# Information provided
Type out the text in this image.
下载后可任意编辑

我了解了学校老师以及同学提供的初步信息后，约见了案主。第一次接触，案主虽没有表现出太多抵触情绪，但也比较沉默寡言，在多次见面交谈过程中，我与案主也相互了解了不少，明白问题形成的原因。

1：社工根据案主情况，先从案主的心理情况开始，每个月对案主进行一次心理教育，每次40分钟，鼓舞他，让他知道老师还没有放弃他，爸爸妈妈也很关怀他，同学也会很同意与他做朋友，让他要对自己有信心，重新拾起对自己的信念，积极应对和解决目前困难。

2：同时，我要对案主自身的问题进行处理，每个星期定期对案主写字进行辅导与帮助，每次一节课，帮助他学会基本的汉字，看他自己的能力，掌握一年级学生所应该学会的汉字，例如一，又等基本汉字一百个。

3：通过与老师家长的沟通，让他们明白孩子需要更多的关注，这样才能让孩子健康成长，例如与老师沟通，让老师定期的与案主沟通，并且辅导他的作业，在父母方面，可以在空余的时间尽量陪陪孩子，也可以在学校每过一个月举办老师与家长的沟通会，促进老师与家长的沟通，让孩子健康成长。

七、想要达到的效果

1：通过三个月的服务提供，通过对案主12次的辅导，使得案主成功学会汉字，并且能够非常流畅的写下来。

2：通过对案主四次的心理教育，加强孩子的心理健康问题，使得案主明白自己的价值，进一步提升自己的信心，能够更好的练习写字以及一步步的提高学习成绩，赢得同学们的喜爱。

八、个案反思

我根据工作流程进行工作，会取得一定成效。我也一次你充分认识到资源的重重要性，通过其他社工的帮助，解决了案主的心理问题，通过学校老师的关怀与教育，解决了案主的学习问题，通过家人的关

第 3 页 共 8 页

# Task directions
Please restate the data word for word, every record included.

# Answer to this exercise
Type out the text in this image.
下载后可任意编辑

我了解了学校老师以及同学提供的初步信息后，约见了案主。第一次接触，案主虽没有表现出太多抵触情绪，但也比较沉默寡言，在多次见面交谈过程中，我与案主也相互了解了不少，明白问题形成的原因。

1：社工根据案主情况，先从案主的心理情况开始，每个月对案主进行一次心理教育，每次40分钟，鼓舞他，让他知道老师还没有放弃他，爸爸妈妈也很关怀他，同学也会很同意与他做朋友，让他要对自己有信心，重新拾起对自己的信念，积极应对和解决目前困难。

2：同时，我要对案主自身的问题进行处理，每个星期定期对案主写字进行辅导与帮助，每次一节课，帮助他学会基本的汉字，看他自己的能力，掌握一年级学生所应该学会的汉字，例如一，又等基本汉字一百个。

3：通过与老师家长的沟通，让他们明白孩子需要更多的关注，这样才能让孩子健康成长，例如与老师沟通，让老师定期的与案主沟通，并且辅导他的作业，在父母方面，可以在空余的时间尽量陪陪孩子，也可以在学校每过一个月举办老师与家长的沟通会，促进老师与家长的沟通，让孩子健康成长。

七、想要达到的效果

1：通过三个月的服务提供，通过对案主12次的辅导，使得案主成功学会汉字，并且能够非常流畅的写下来。

2：通过对案主四次的心理教育，加强孩子的心理健康问题，使得案主明白自己的价值，进一步提升自己的信心，能够更好的练习写字以及一步步的提高学习成绩，赢得同学们的喜爱。

八、个案反思

我根据工作流程进行工作，会取得一定成效。我也一次你充分认识到资源的重重要性，通过其他社工的帮助，解决了案主的心理问题，通过学校老师的关怀与教育，解决了案主的学习问题，通过家人的关

第 3 页 共 8 页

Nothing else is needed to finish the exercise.